## Stated problem
Write each line of the data as a separate string in one JSON list, skipping blank lines and leaving out the pictures.

— Begin Supplied data —

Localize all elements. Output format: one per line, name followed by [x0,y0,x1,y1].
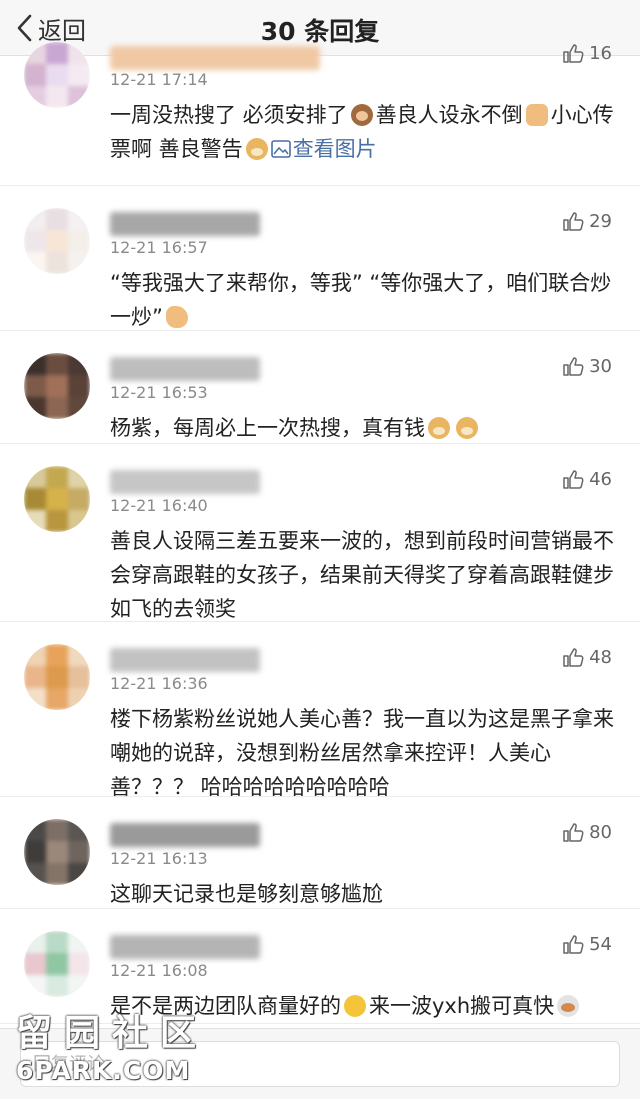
comment-text-segment: 杨紫，每周必上一次热搜，真有钱 [110,416,425,440]
comment-item[interactable]: 12-21 16:08 54 是不是两边团队商量好的 来一波yxh搬可真快 [0,909,640,1024]
comment-item[interactable]: 12-21 16:53 30 杨紫，每周必上一次热搜，真有钱 [0,331,640,444]
cat-emoji-icon [557,995,580,1017]
doge-emoji-icon [428,417,450,439]
doge-emoji-icon [456,417,478,439]
comment-text: 楼下杨紫粉丝说她人美心善？我一直以为这是黑子拿来嘲她的说辞，没想到粉丝居然拿来控… [110,702,618,804]
nickname-blurred[interactable] [110,357,260,381]
avatar[interactable] [24,466,90,532]
comment-item[interactable]: 12-21 16:57 29 “等我强大了来帮你，等我” “等你强大了，咱们联合炒一… [0,186,640,331]
comment-text-segment: 善良人设隔三差五要来一波的，想到前段时间营销最不会穿高跟鞋的女孩子，结果前天得奖… [110,529,614,621]
comment-time: 12-21 16:40 [110,496,208,515]
comment-text: 这聊天记录也是够刻意够尴尬 [110,877,618,911]
view-image-link[interactable]: 查看图片 [270,137,377,161]
comment-text-segment: 楼下杨紫粉丝说她人美心善？我一直以为这是黑子拿来嘲她的说辞，没想到粉丝居然拿来控… [110,707,614,799]
thumbs-up-icon [563,935,584,954]
like-button[interactable]: 29 [562,210,612,232]
thumbs-up-icon [563,212,584,231]
like-count: 54 [589,933,612,955]
comment-text-segment: 一周没热搜了 必须安排了 [110,103,348,127]
comment-time: 12-21 16:08 [110,961,208,980]
comment-text: 善良人设隔三差五要来一波的，想到前段时间营销最不会穿高跟鞋的女孩子，结果前天得奖… [110,524,618,626]
image-icon [270,140,291,158]
doge-emoji-icon [245,138,268,160]
view-image-label: 查看图片 [292,137,377,161]
avatar[interactable] [24,42,90,108]
comment-time: 12-21 16:57 [110,238,208,257]
like-button[interactable]: 80 [562,821,612,843]
reply-input[interactable] [20,1041,620,1087]
nickname-blurred[interactable] [110,648,260,672]
like-count: 29 [589,210,612,232]
avatar[interactable] [24,208,90,274]
clap-emoji-icon [165,306,188,328]
avatar[interactable] [24,931,90,997]
avatar[interactable] [24,819,90,885]
comment-text-segment: 是不是两边团队商量好的 [110,994,341,1018]
like-count: 46 [589,468,612,490]
comment-text-segment: 来一波yxh搬可真快 [369,994,555,1018]
reply-bar [0,1028,640,1099]
comment-item[interactable]: 12-21 17:14 16 一周没热搜了 必须安排了 善良人设永不倒 小心传票啊 善良… [0,40,640,186]
nickname-blurred[interactable] [110,935,260,959]
nickname-blurred[interactable] [110,46,320,70]
like-button[interactable]: 46 [562,468,612,490]
like-count: 16 [589,42,612,64]
monkey-emoji-icon [350,104,373,126]
fist-emoji-icon [525,104,548,126]
comment-item[interactable]: 12-21 16:40 46 善良人设隔三差五要来一波的，想到前段时间营销最不会穿高… [0,444,640,622]
comment-text: 一周没热搜了 必须安排了 善良人设永不倒 小心传票啊 善良警告 查看图片 [110,98,618,166]
comment-item[interactable]: 12-21 16:13 80 这聊天记录也是够刻意够尴尬 [0,797,640,909]
nickname-blurred[interactable] [110,212,260,236]
like-count: 48 [589,646,612,668]
like-button[interactable]: 30 [562,355,612,377]
comment-item[interactable]: 12-21 16:36 48 楼下杨紫粉丝说她人美心善？我一直以为这是黑子拿来嘲她的… [0,622,640,799]
like-count: 30 [589,355,612,377]
think-emoji-icon [344,995,366,1017]
comment-text: 是不是两边团队商量好的 来一波yxh搬可真快 [110,989,618,1023]
thumbs-up-icon [563,470,584,489]
like-button[interactable]: 16 [562,42,612,64]
comment-text-segment: 这聊天记录也是够刻意够尴尬 [110,882,383,906]
comment-time: 12-21 16:53 [110,383,208,402]
comment-time: 12-21 16:13 [110,849,208,868]
nickname-blurred[interactable] [110,823,260,847]
thumbs-up-icon [563,823,584,842]
comment-text: “等我强大了来帮你，等我” “等你强大了，咱们联合炒一炒” [110,266,618,334]
like-button[interactable]: 48 [562,646,612,668]
thumbs-up-icon [563,44,584,63]
comment-time: 12-21 17:14 [110,70,208,89]
comment-text: 杨紫，每周必上一次热搜，真有钱 [110,411,618,445]
comment-text-segment: 善良人设永不倒 [375,103,523,127]
thumbs-up-icon [563,357,584,376]
avatar[interactable] [24,353,90,419]
comment-time: 12-21 16:36 [110,674,208,693]
nickname-blurred[interactable] [110,470,260,494]
like-count: 80 [589,821,612,843]
avatar[interactable] [24,644,90,710]
like-button[interactable]: 54 [562,933,612,955]
thumbs-up-icon [563,648,584,667]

— End Supplied data —

## The response
[
  "Localize all elements. Output format: one per line, name followed by [x0,y0,x1,y1].",
  "comment-text-segment: 杨紫，每周必上一次热搜，真有钱 [110,416,425,440]",
  "comment-item[interactable]: 12-21 16:08 54 是不是两边团队商量好的 来一波yxh搬可真快 [0,909,640,1024]",
  "comment-item[interactable]: 12-21 16:53 30 杨紫，每周必上一次热搜，真有钱 [0,331,640,444]",
  "cat-emoji-icon [557,995,580,1017]",
  "doge-emoji-icon [428,417,450,439]",
  "doge-emoji-icon [456,417,478,439]",
  "comment-text: 楼下杨紫粉丝说她人美心善？我一直以为这是黑子拿来嘲她的说辞，没想到粉丝居然拿来控… [110,702,618,804]",
  "nickname-blurred[interactable] [110,357,260,381]",
  "avatar[interactable] [24,466,90,532]",
  "comment-item[interactable]: 12-21 16:57 29 “等我强大了来帮你，等我” “等你强大了，咱们联合炒一… [0,186,640,331]",
  "comment-text-segment: 善良人设隔三差五要来一波的，想到前段时间营销最不会穿高跟鞋的女孩子，结果前天得奖… [110,529,614,621]",
  "comment-time: 12-21 16:40 [110,496,208,515]",
  "comment-text: 这聊天记录也是够刻意够尴尬 [110,877,618,911]",
  "view-image-link[interactable]: 查看图片 [270,137,377,161]",
  "comment-text-segment: 楼下杨紫粉丝说她人美心善？我一直以为这是黑子拿来嘲她的说辞，没想到粉丝居然拿来控… [110,707,614,799]",
  "thumbs-up-icon [563,935,584,954]",
  "like-button[interactable]: 29 [562,210,612,232]",
  "thumbs-up-icon [563,212,584,231]",
  "like-count: 54 [589,933,612,955]",
  "comment-text-segment: 一周没热搜了 必须安排了 [110,103,348,127]",
  "comment-time: 12-21 16:08 [110,961,208,980]",
  "comment-text: 善良人设隔三差五要来一波的，想到前段时间营销最不会穿高跟鞋的女孩子，结果前天得奖… [110,524,618,626]",
  "image-icon [270,140,291,158]",
  "doge-emoji-icon [245,138,268,160]",
  "view-image-label: 查看图片 [292,137,377,161]",
  "avatar[interactable] [24,42,90,108]",
  "comment-time: 12-21 16:57 [110,238,208,257]",
  "like-button[interactable]: 80 [562,821,612,843]",
  "reply-input[interactable] [20,1041,620,1087]",
  "nickname-blurred[interactable] [110,648,260,672]",
  "like-count: 29 [589,210,612,232]",
  "avatar[interactable] [24,208,90,274]",
  "clap-emoji-icon [165,306,188,328]",
  "avatar[interactable] [24,931,90,997]",
  "avatar[interactable] [24,819,90,885]",
  "comment-text-segment: 是不是两边团队商量好的 [110,994,341,1018]",
  "like-count: 46 [589,468,612,490]",
  "comment-text-segment: 来一波yxh搬可真快 [369,994,555,1018]",
  "reply-bar [0,1028,640,1099]",
  "comment-item[interactable]: 12-21 17:14 16 一周没热搜了 必须安排了 善良人设永不倒 小心传票啊 善良… [0,40,640,186]",
  "nickname-blurred[interactable] [110,935,260,959]",
  "nickname-blurred[interactable] [110,46,320,70]",
  "like-button[interactable]: 46 [562,468,612,490]",
  "like-count: 16 [589,42,612,64]",
  "monkey-emoji-icon [350,104,373,126]",
  "fist-emoji-icon [525,104,548,126]",
  "comment-item[interactable]: 12-21 16:40 46 善良人设隔三差五要来一波的，想到前段时间营销最不会穿高… [0,444,640,622]",
  "comment-text: 一周没热搜了 必须安排了 善良人设永不倒 小心传票啊 善良警告 查看图片 [110,98,618,166]",
  "comment-item[interactable]: 12-21 16:13 80 这聊天记录也是够刻意够尴尬 [0,797,640,909]",
  "nickname-blurred[interactable] [110,212,260,236]",
  "like-count: 48 [589,646,612,668]",
  "like-button[interactable]: 30 [562,355,612,377]",
  "comment-item[interactable]: 12-21 16:36 48 楼下杨紫粉丝说她人美心善？我一直以为这是黑子拿来嘲她的… [0,622,640,799]",
  "like-count: 30 [589,355,612,377]",
  "think-emoji-icon [344,995,366,1017]",
  "comment-text: 是不是两边团队商量好的 来一波yxh搬可真快 [110,989,618,1023]",
  "thumbs-up-icon [563,470,584,489]",
  "like-button[interactable]: 16 [562,42,612,64]",
  "comment-text-segment: 这聊天记录也是够刻意够尴尬 [110,882,383,906]",
  "comment-time: 12-21 16:53 [110,383,208,402]",
  "comment-time: 12-21 16:13 [110,849,208,868]",
  "nickname-blurred[interactable] [110,823,260,847]",
  "thumbs-up-icon [563,823,584,842]",
  "comment-text: “等我强大了来帮你，等我” “等你强大了，咱们联合炒一炒” [110,266,618,334]",
  "like-button[interactable]: 48 [562,646,612,668]",
  "thumbs-up-icon [563,44,584,63]",
  "comment-time: 12-21 17:14 [110,70,208,89]",
  "comment-text: 杨紫，每周必上一次热搜，真有钱 [110,411,618,445]",
  "comment-text-segment: 善良人设永不倒 [375,103,523,127]",
  "thumbs-up-icon [563,357,584,376]",
  "avatar[interactable] [24,353,90,419]",
  "comment-time: 12-21 16:36 [110,674,208,693]",
  "nickname-blurred[interactable] [110,470,260,494]",
  "like-count: 80 [589,821,612,843]",
  "avatar[interactable] [24,644,90,710]",
  "like-button[interactable]: 54 [562,933,612,955]",
  "thumbs-up-icon [563,648,584,667]"
]